• Exercise requirements
Change every "fraction-numerator" in the records to "numerator" and leave all other text as it is.
↓↓↓
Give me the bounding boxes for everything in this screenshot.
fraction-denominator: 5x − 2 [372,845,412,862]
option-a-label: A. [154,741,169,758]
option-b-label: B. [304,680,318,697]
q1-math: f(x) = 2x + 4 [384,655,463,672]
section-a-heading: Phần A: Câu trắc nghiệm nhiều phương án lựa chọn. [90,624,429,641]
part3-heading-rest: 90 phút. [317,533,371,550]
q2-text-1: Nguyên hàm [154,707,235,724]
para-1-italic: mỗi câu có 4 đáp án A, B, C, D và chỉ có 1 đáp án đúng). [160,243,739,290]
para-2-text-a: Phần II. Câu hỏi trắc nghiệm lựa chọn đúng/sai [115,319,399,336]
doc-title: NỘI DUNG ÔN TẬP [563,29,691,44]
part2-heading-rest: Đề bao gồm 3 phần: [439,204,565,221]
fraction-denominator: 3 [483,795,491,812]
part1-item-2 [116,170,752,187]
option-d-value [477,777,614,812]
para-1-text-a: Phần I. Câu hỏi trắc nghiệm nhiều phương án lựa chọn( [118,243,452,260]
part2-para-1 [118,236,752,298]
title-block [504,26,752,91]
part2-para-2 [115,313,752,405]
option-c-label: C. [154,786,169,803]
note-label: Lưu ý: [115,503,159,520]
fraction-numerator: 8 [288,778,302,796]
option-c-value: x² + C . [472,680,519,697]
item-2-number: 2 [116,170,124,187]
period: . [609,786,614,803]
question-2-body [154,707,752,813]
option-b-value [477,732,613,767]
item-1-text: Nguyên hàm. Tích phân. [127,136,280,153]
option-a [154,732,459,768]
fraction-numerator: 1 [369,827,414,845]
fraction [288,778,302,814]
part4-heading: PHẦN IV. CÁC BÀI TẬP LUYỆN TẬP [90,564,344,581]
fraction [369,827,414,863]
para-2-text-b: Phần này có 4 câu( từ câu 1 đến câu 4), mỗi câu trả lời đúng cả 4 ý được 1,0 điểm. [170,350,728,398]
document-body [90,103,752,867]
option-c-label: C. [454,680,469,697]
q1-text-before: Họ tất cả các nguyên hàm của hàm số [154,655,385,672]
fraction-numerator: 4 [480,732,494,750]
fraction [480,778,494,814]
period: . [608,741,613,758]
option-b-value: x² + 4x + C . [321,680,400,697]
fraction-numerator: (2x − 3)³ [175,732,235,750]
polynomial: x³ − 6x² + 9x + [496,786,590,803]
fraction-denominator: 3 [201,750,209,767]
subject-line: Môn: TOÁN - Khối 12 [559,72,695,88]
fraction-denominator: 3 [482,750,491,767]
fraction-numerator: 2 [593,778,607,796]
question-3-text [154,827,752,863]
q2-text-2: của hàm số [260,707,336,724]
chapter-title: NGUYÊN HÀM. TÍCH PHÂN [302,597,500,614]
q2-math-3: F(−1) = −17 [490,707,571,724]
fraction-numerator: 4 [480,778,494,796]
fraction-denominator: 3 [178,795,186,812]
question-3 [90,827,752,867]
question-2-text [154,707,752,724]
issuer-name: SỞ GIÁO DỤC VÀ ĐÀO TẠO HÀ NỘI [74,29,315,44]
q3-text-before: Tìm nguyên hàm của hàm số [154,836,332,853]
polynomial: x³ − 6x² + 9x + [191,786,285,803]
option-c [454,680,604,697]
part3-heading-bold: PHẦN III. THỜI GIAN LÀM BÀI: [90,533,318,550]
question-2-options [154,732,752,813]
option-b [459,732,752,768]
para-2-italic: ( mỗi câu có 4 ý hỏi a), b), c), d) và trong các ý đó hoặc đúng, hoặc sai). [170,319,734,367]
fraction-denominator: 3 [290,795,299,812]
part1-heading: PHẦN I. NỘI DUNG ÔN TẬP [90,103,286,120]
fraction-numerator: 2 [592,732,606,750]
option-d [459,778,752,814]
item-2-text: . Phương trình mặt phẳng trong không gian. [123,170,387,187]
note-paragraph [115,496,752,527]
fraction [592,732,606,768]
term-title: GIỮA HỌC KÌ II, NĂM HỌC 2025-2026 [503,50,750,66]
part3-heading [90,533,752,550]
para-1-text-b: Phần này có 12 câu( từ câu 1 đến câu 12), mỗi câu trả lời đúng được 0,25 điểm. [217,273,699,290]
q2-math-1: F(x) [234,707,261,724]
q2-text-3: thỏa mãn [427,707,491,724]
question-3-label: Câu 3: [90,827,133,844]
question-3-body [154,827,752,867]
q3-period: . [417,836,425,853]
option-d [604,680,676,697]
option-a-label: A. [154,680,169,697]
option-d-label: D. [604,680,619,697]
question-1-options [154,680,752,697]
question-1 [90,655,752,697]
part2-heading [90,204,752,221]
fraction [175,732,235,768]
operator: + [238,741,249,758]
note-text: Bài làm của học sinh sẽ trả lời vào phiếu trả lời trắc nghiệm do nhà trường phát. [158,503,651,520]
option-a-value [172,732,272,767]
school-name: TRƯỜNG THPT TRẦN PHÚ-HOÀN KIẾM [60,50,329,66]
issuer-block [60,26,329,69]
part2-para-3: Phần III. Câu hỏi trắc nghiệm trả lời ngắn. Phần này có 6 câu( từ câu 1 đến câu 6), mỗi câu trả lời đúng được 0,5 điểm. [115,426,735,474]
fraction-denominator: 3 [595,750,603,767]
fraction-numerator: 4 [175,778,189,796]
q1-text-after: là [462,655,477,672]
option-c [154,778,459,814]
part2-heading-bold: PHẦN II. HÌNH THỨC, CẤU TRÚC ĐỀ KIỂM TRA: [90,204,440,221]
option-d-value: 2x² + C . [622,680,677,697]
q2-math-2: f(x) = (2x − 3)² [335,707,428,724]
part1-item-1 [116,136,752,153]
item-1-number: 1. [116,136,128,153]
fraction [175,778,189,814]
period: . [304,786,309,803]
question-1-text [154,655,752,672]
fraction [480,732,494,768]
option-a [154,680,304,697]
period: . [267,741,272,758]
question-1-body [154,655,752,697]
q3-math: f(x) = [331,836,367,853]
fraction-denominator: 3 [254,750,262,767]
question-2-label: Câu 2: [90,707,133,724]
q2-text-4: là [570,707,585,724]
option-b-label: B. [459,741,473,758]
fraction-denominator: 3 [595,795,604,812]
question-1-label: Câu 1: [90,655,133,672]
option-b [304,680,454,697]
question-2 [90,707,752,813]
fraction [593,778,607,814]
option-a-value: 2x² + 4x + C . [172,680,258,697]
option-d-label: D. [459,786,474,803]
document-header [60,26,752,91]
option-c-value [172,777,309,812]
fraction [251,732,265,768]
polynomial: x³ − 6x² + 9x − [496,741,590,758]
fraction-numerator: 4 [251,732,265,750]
↑↑↑
• Answer for the task
Give me the bounding boxes for everything in this screenshot.
fraction-denominator: 5x − 2 [372,845,412,862]
option-a-label: A. [154,741,169,758]
option-b-label: B. [304,680,318,697]
q1-math: f(x) = 2x + 4 [384,655,463,672]
section-a-heading: Phần A: Câu trắc nghiệm nhiều phương án lựa chọn. [90,624,429,641]
part3-heading-rest: 90 phút. [317,533,371,550]
q2-text-1: Nguyên hàm [154,707,235,724]
para-1-italic: mỗi câu có 4 đáp án A, B, C, D và chỉ có 1 đáp án đúng). [160,243,739,290]
para-2-text-a: Phần II. Câu hỏi trắc nghiệm lựa chọn đúng/sai [115,319,399,336]
doc-title: NỘI DUNG ÔN TẬP [563,29,691,44]
part2-heading-rest: Đề bao gồm 3 phần: [439,204,565,221]
fraction-denominator: 3 [483,795,491,812]
part1-item-2 [116,170,752,187]
option-d-value [477,777,614,812]
para-1-text-a: Phần I. Câu hỏi trắc nghiệm nhiều phương án lựa chọn( [118,243,452,260]
part2-para-1 [118,236,752,298]
title-block [504,26,752,91]
part2-para-2 [115,313,752,405]
option-c-label: C. [154,786,169,803]
note-label: Lưu ý: [115,503,159,520]
numerator: 8 [288,778,302,796]
option-c-value: x² + C . [472,680,519,697]
item-2-number: 2 [116,170,124,187]
period: . [609,786,614,803]
question-2-body [154,707,752,813]
option-b-value [477,732,613,767]
item-1-text: Nguyên hàm. Tích phân. [127,136,280,153]
option-a [154,732,459,768]
numerator: 1 [369,827,414,845]
fraction [288,778,302,814]
part4-heading: PHẦN IV. CÁC BÀI TẬP LUYỆN TẬP [90,564,344,581]
fraction [369,827,414,863]
para-2-text-b: Phần này có 4 câu( từ câu 1 đến câu 4), mỗi câu trả lời đúng cả 4 ý được 1,0 điểm. [170,350,728,398]
document-body [90,103,752,867]
option-c-label: C. [454,680,469,697]
q1-text-before: Họ tất cả các nguyên hàm của hàm số [154,655,385,672]
numerator: 4 [480,732,494,750]
fraction [480,778,494,814]
period: . [608,741,613,758]
option-b-value: x² + 4x + C . [321,680,400,697]
numerator: (2x − 3)³ [175,732,235,750]
polynomial: x³ − 6x² + 9x + [496,786,590,803]
fraction-denominator: 3 [201,750,209,767]
subject-line: Môn: TOÁN - Khối 12 [559,72,695,88]
fraction-denominator: 3 [482,750,491,767]
numerator: 2 [593,778,607,796]
question-3-text [154,827,752,863]
q2-text-2: của hàm số [260,707,336,724]
chapter-title: NGUYÊN HÀM. TÍCH PHÂN [302,597,500,614]
q2-math-3: F(−1) = −17 [490,707,571,724]
numerator: 4 [480,778,494,796]
fraction-denominator: 3 [178,795,186,812]
question-3 [90,827,752,867]
question-2-text [154,707,752,724]
issuer-name: SỞ GIÁO DỤC VÀ ĐÀO TẠO HÀ NỘI [74,29,315,44]
q3-text-before: Tìm nguyên hàm của hàm số [154,836,332,853]
polynomial: x³ − 6x² + 9x + [191,786,285,803]
option-c [454,680,604,697]
part3-heading-bold: PHẦN III. THỜI GIAN LÀM BÀI: [90,533,318,550]
question-2-options [154,732,752,813]
option-b [459,732,752,768]
para-2-italic: ( mỗi câu có 4 ý hỏi a), b), c), d) và trong các ý đó hoặc đúng, hoặc sai). [170,319,734,367]
fraction-denominator: 3 [290,795,299,812]
part1-heading: PHẦN I. NỘI DUNG ÔN TẬP [90,103,286,120]
numerator: 2 [592,732,606,750]
option-d [459,778,752,814]
item-2-text: . Phương trình mặt phẳng trong không gian. [123,170,387,187]
note-paragraph [115,496,752,527]
fraction [592,732,606,768]
term-title: GIỮA HỌC KÌ II, NĂM HỌC 2025-2026 [503,50,750,66]
part3-heading [90,533,752,550]
para-1-text-b: Phần này có 12 câu( từ câu 1 đến câu 12), mỗi câu trả lời đúng được 0,25 điểm. [217,273,699,290]
q2-math-1: F(x) [234,707,261,724]
q2-text-3: thỏa mãn [427,707,491,724]
question-3-label: Câu 3: [90,827,133,844]
question-3-body [154,827,752,867]
q3-period: . [417,836,425,853]
option-d [604,680,676,697]
option-a-label: A. [154,680,169,697]
option-d-label: D. [604,680,619,697]
question-1-options [154,680,752,697]
question-1 [90,655,752,697]
part2-heading [90,204,752,221]
fraction [175,732,235,768]
operator: + [238,741,249,758]
note-text: Bài làm của học sinh sẽ trả lời vào phiếu trả lời trắc nghiệm do nhà trường phát. [158,503,651,520]
option-a-value [172,732,272,767]
school-name: TRƯỜNG THPT TRẦN PHÚ-HOÀN KIẾM [60,50,329,66]
issuer-block [60,26,329,69]
part2-para-3: Phần III. Câu hỏi trắc nghiệm trả lời ngắn. Phần này có 6 câu( từ câu 1 đến câu 6), mỗi câu trả lời đúng được 0,5 điểm. [115,426,735,474]
fraction-denominator: 3 [595,750,603,767]
numerator: 4 [175,778,189,796]
q1-text-after: là [462,655,477,672]
option-c [154,778,459,814]
part2-heading-bold: PHẦN II. HÌNH THỨC, CẤU TRÚC ĐỀ KIỂM TRA: [90,204,440,221]
option-d-value: 2x² + C . [622,680,677,697]
q2-math-2: f(x) = (2x − 3)² [335,707,428,724]
part1-item-1 [116,136,752,153]
item-1-number: 1. [116,136,128,153]
fraction [175,778,189,814]
period: . [304,786,309,803]
question-1-text [154,655,752,672]
fraction [480,732,494,768]
option-a [154,680,304,697]
period: . [267,741,272,758]
question-1-body [154,655,752,697]
q3-math: f(x) = [331,836,367,853]
fraction-denominator: 3 [254,750,262,767]
question-2-label: Câu 2: [90,707,133,724]
q2-text-4: là [570,707,585,724]
option-b-label: B. [459,741,473,758]
fraction-denominator: 3 [595,795,604,812]
question-1-label: Câu 1: [90,655,133,672]
option-b [304,680,454,697]
question-2 [90,707,752,813]
fraction [593,778,607,814]
option-a-value: 2x² + 4x + C . [172,680,258,697]
option-d-label: D. [459,786,474,803]
document-header [60,26,752,91]
option-c-value [172,777,309,812]
fraction [251,732,265,768]
polynomial: x³ − 6x² + 9x − [496,741,590,758]
numerator: 4 [251,732,265,750]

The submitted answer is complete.